• GIVEN PROBLEM
The entries are to be returned exactly, with images left out.

• TASK INPUT
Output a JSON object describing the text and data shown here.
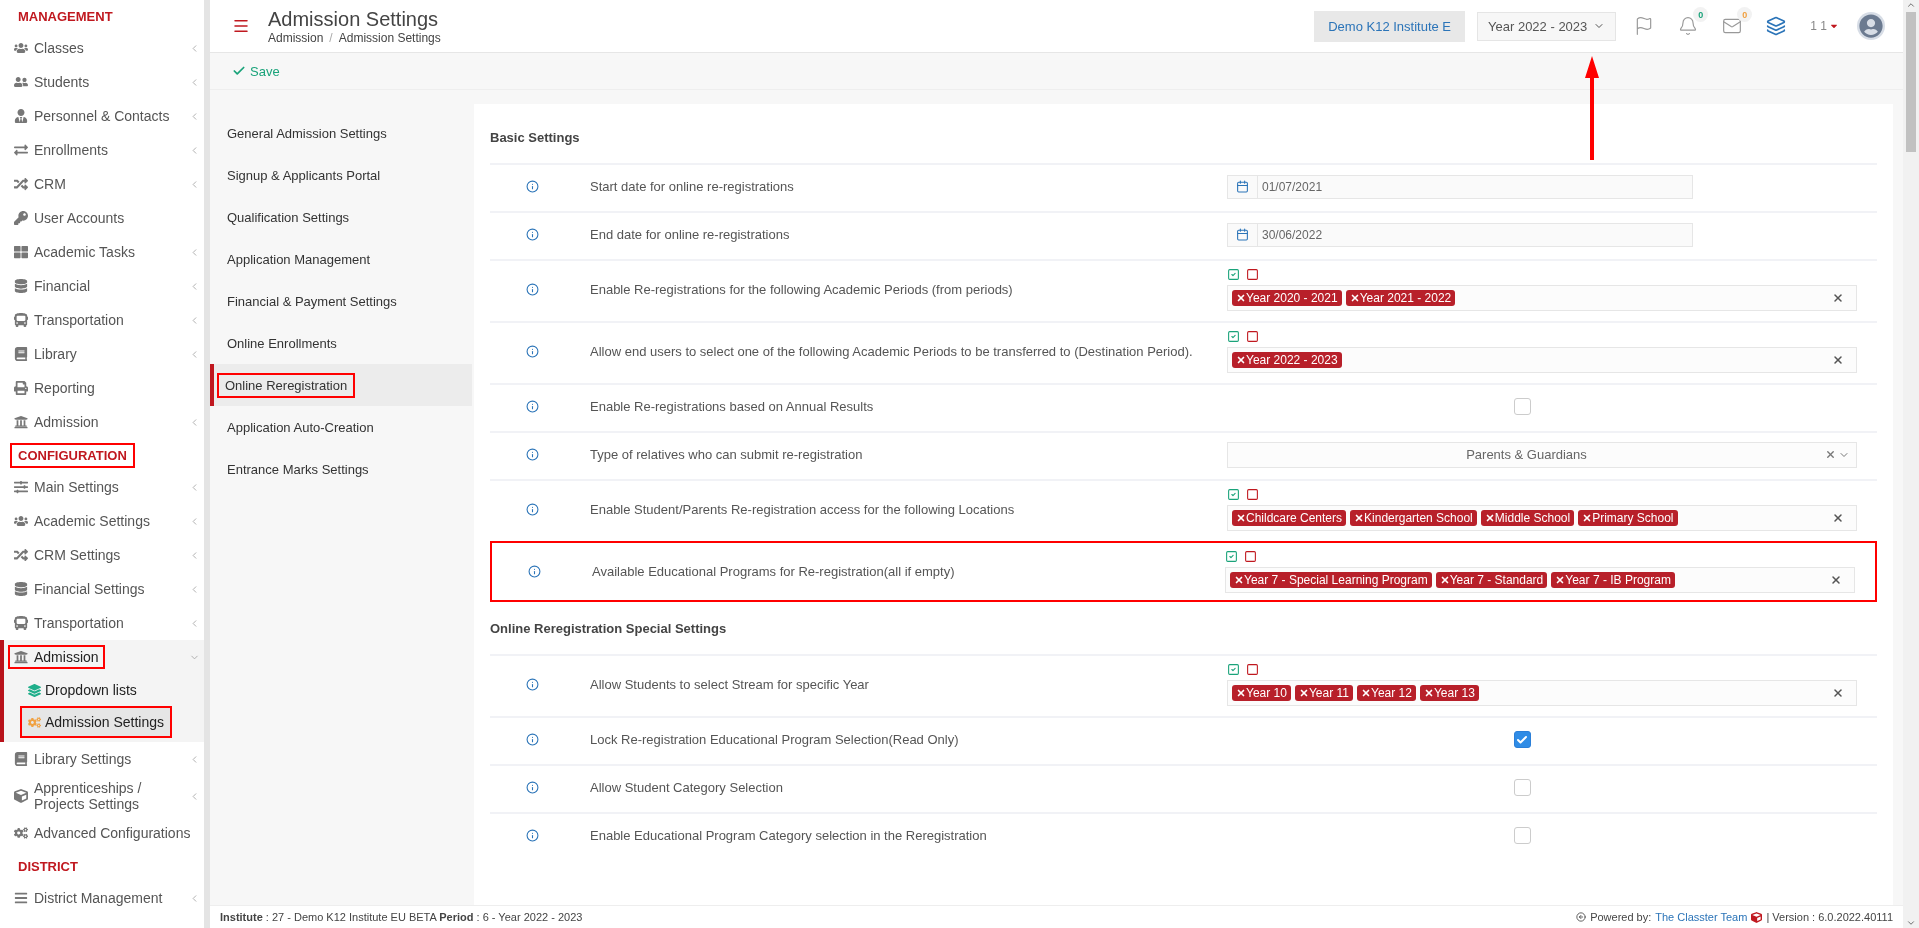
{
  "sidebar": {
    "sections": [
      {
        "title": "MANAGEMENT",
        "highlighted": false,
        "items": [
          {
            "label": "Classes",
            "has_submenu": true
          },
          {
            "label": "Students",
            "has_submenu": true
          },
          {
            "label": "Personnel & Contacts",
            "has_submenu": true
          },
          {
            "label": "Enrollments",
            "has_submenu": true
          },
          {
            "label": "CRM",
            "has_submenu": true
          },
          {
            "label": "User Accounts",
            "has_submenu": false
          },
          {
            "label": "Academic Tasks",
            "has_submenu": true
          },
          {
            "label": "Financial",
            "has_submenu": true
          },
          {
            "label": "Transportation",
            "has_submenu": true
          },
          {
            "label": "Library",
            "has_submenu": true
          },
          {
            "label": "Reporting",
            "has_submenu": false
          },
          {
            "label": "Admission",
            "has_submenu": true
          }
        ]
      },
      {
        "title": "CONFIGURATION",
        "highlighted": true,
        "items": [
          {
            "label": "Main Settings",
            "has_submenu": true
          },
          {
            "label": "Academic Settings",
            "has_submenu": true
          },
          {
            "label": "CRM Settings",
            "has_submenu": true
          },
          {
            "label": "Financial Settings",
            "has_submenu": true
          },
          {
            "label": "Transportation",
            "has_submenu": true
          },
          {
            "label": "Admission",
            "has_submenu": true,
            "expanded": true,
            "highlighted": true,
            "children": [
              {
                "label": "Dropdown lists",
                "selected": false,
                "highlighted": false
              },
              {
                "label": "Admission Settings",
                "selected": true,
                "highlighted": true
              }
            ]
          },
          {
            "label": "Library Settings",
            "has_submenu": true
          },
          {
            "label": "Apprenticeships / Projects Settings",
            "has_submenu": true
          },
          {
            "label": "Advanced Configurations",
            "has_submenu": false
          }
        ]
      },
      {
        "title": "DISTRICT",
        "highlighted": false,
        "items": [
          {
            "label": "District Management",
            "has_submenu": true
          }
        ]
      }
    ]
  },
  "header": {
    "title": "Admission Settings",
    "breadcrumbs": [
      "Admission",
      "Admission Settings"
    ],
    "breadcrumb_separator": "/",
    "institute": "Demo K12 Institute E",
    "year": "Year 2022 - 2023",
    "notifications": "0",
    "messages": "0",
    "user": "1 1"
  },
  "toolbar": {
    "save": "Save"
  },
  "settings_nav": [
    {
      "label": "General Admission Settings",
      "selected": false
    },
    {
      "label": "Signup & Applicants Portal",
      "selected": false
    },
    {
      "label": "Qualification Settings",
      "selected": false
    },
    {
      "label": "Application Management",
      "selected": false
    },
    {
      "label": "Financial & Payment Settings",
      "selected": false
    },
    {
      "label": "Online Enrollments",
      "selected": false
    },
    {
      "label": "Online Reregistration",
      "selected": true
    },
    {
      "label": "Application Auto-Creation",
      "selected": false
    },
    {
      "label": "Entrance Marks Settings",
      "selected": false
    }
  ],
  "sections": [
    {
      "title": "Basic Settings",
      "rows": [
        {
          "kind": "date",
          "label": "Start date for online re-registrations",
          "value": "01/07/2021"
        },
        {
          "kind": "date",
          "label": "End date for online re-registrations",
          "value": "30/06/2022"
        },
        {
          "kind": "tags",
          "label": "Enable Re-registrations for the following Academic Periods (from periods)",
          "tags": [
            "Year 2020 - 2021",
            "Year 2021 - 2022"
          ],
          "highlighted": false
        },
        {
          "kind": "tags",
          "label": "Allow end users to select one of the following Academic Periods to be transferred to (Destination Period).",
          "tags": [
            "Year 2022 - 2023"
          ],
          "highlighted": false
        },
        {
          "kind": "checkbox",
          "label": "Enable Re-registrations based on Annual Results",
          "checked": false
        },
        {
          "kind": "select",
          "label": "Type of relatives who can submit re-registration",
          "value": "Parents & Guardians"
        },
        {
          "kind": "tags",
          "label": "Enable Student/Parents Re-registration access for the following Locations",
          "tags": [
            "Childcare Centers",
            "Kindergarten School",
            "Middle School",
            "Primary School"
          ],
          "highlighted": false
        },
        {
          "kind": "tags",
          "label": "Available Educational Programs for Re-registration(all if empty)",
          "tags": [
            "Year 7 - Special Learning Program",
            "Year 7 - Standard",
            "Year 7 - IB Program"
          ],
          "highlighted": true
        }
      ]
    },
    {
      "title": "Online Reregistration Special Settings",
      "rows": [
        {
          "kind": "tags",
          "label": "Allow Students to select Stream for specific Year",
          "tags": [
            "Year 10",
            "Year 11",
            "Year 12",
            "Year 13"
          ],
          "highlighted": false
        },
        {
          "kind": "checkbox",
          "label": "Lock Re-registration Educational Program Selection(Read Only)",
          "checked": true
        },
        {
          "kind": "checkbox",
          "label": "Allow Student Category Selection",
          "checked": false
        },
        {
          "kind": "checkbox",
          "label": "Enable Educational Program Category selection in the Reregistration",
          "checked": false
        }
      ]
    }
  ],
  "footer": {
    "info": "**Institute** : 27 - Demo K12 Institute EU BETA **Period** : 6 - Year 2022 - 2023",
    "powered": "Powered by:",
    "team": "The Classter Team",
    "version": "| Version : 6.0.2022.40111"
  }
}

• ANSWER FOR THE TASK
Output a JSON object describing the text and data shown here.
{
  "sidebar": {
    "sections": [
      {
        "title": "MANAGEMENT",
        "highlighted": false,
        "items": [
          {
            "label": "Classes",
            "has_submenu": true
          },
          {
            "label": "Students",
            "has_submenu": true
          },
          {
            "label": "Personnel & Contacts",
            "has_submenu": true
          },
          {
            "label": "Enrollments",
            "has_submenu": true
          },
          {
            "label": "CRM",
            "has_submenu": true
          },
          {
            "label": "User Accounts",
            "has_submenu": false
          },
          {
            "label": "Academic Tasks",
            "has_submenu": true
          },
          {
            "label": "Financial",
            "has_submenu": true
          },
          {
            "label": "Transportation",
            "has_submenu": true
          },
          {
            "label": "Library",
            "has_submenu": true
          },
          {
            "label": "Reporting",
            "has_submenu": false
          },
          {
            "label": "Admission",
            "has_submenu": true
          }
        ]
      },
      {
        "title": "CONFIGURATION",
        "highlighted": true,
        "items": [
          {
            "label": "Main Settings",
            "has_submenu": true
          },
          {
            "label": "Academic Settings",
            "has_submenu": true
          },
          {
            "label": "CRM Settings",
            "has_submenu": true
          },
          {
            "label": "Financial Settings",
            "has_submenu": true
          },
          {
            "label": "Transportation",
            "has_submenu": true
          },
          {
            "label": "Admission",
            "has_submenu": true,
            "expanded": true,
            "highlighted": true,
            "children": [
              {
                "label": "Dropdown lists",
                "selected": false,
                "highlighted": false
              },
              {
                "label": "Admission Settings",
                "selected": true,
                "highlighted": true
              }
            ]
          },
          {
            "label": "Library Settings",
            "has_submenu": true
          },
          {
            "label": "Apprenticeships / Projects Settings",
            "has_submenu": true
          },
          {
            "label": "Advanced Configurations",
            "has_submenu": false
          }
        ]
      },
      {
        "title": "DISTRICT",
        "highlighted": false,
        "items": [
          {
            "label": "District Management",
            "has_submenu": true
          }
        ]
      }
    ]
  },
  "header": {
    "title": "Admission Settings",
    "breadcrumbs": [
      "Admission",
      "Admission Settings"
    ],
    "breadcrumb_separator": "/",
    "institute": "Demo K12 Institute E",
    "year": "Year 2022 - 2023",
    "notifications": "0",
    "messages": "0",
    "user": "1 1"
  },
  "toolbar": {
    "save": "Save"
  },
  "settings_nav": [
    {
      "label": "General Admission Settings",
      "selected": false
    },
    {
      "label": "Signup & Applicants Portal",
      "selected": false
    },
    {
      "label": "Qualification Settings",
      "selected": false
    },
    {
      "label": "Application Management",
      "selected": false
    },
    {
      "label": "Financial & Payment Settings",
      "selected": false
    },
    {
      "label": "Online Enrollments",
      "selected": false
    },
    {
      "label": "Online Reregistration",
      "selected": true
    },
    {
      "label": "Application Auto-Creation",
      "selected": false
    },
    {
      "label": "Entrance Marks Settings",
      "selected": false
    }
  ],
  "sections": [
    {
      "title": "Basic Settings",
      "rows": [
        {
          "kind": "date",
          "label": "Start date for online re-registrations",
          "value": "01/07/2021"
        },
        {
          "kind": "date",
          "label": "End date for online re-registrations",
          "value": "30/06/2022"
        },
        {
          "kind": "tags",
          "label": "Enable Re-registrations for the following Academic Periods (from periods)",
          "tags": [
            "Year 2020 - 2021",
            "Year 2021 - 2022"
          ],
          "highlighted": false
        },
        {
          "kind": "tags",
          "label": "Allow end users to select one of the following Academic Periods to be transferred to (Destination Period).",
          "tags": [
            "Year 2022 - 2023"
          ],
          "highlighted": false
        },
        {
          "kind": "checkbox",
          "label": "Enable Re-registrations based on Annual Results",
          "checked": false
        },
        {
          "kind": "select",
          "label": "Type of relatives who can submit re-registration",
          "value": "Parents & Guardians"
        },
        {
          "kind": "tags",
          "label": "Enable Student/Parents Re-registration access for the following Locations",
          "tags": [
            "Childcare Centers",
            "Kindergarten School",
            "Middle School",
            "Primary School"
          ],
          "highlighted": false
        },
        {
          "kind": "tags",
          "label": "Available Educational Programs for Re-registration(all if empty)",
          "tags": [
            "Year 7 - Special Learning Program",
            "Year 7 - Standard",
            "Year 7 - IB Program"
          ],
          "highlighted": true
        }
      ]
    },
    {
      "title": "Online Reregistration Special Settings",
      "rows": [
        {
          "kind": "tags",
          "label": "Allow Students to select Stream for specific Year",
          "tags": [
            "Year 10",
            "Year 11",
            "Year 12",
            "Year 13"
          ],
          "highlighted": false
        },
        {
          "kind": "checkbox",
          "label": "Lock Re-registration Educational Program Selection(Read Only)",
          "checked": true
        },
        {
          "kind": "checkbox",
          "label": "Allow Student Category Selection",
          "checked": false
        },
        {
          "kind": "checkbox",
          "label": "Enable Educational Program Category selection in the Reregistration",
          "checked": false
        }
      ]
    }
  ],
  "footer": {
    "info": "**Institute** : 27 - Demo K12 Institute EU BETA **Period** : 6 - Year 2022 - 2023",
    "powered": "Powered by:",
    "team": "The Classter Team",
    "version": "| Version : 6.0.2022.40111"
  }
}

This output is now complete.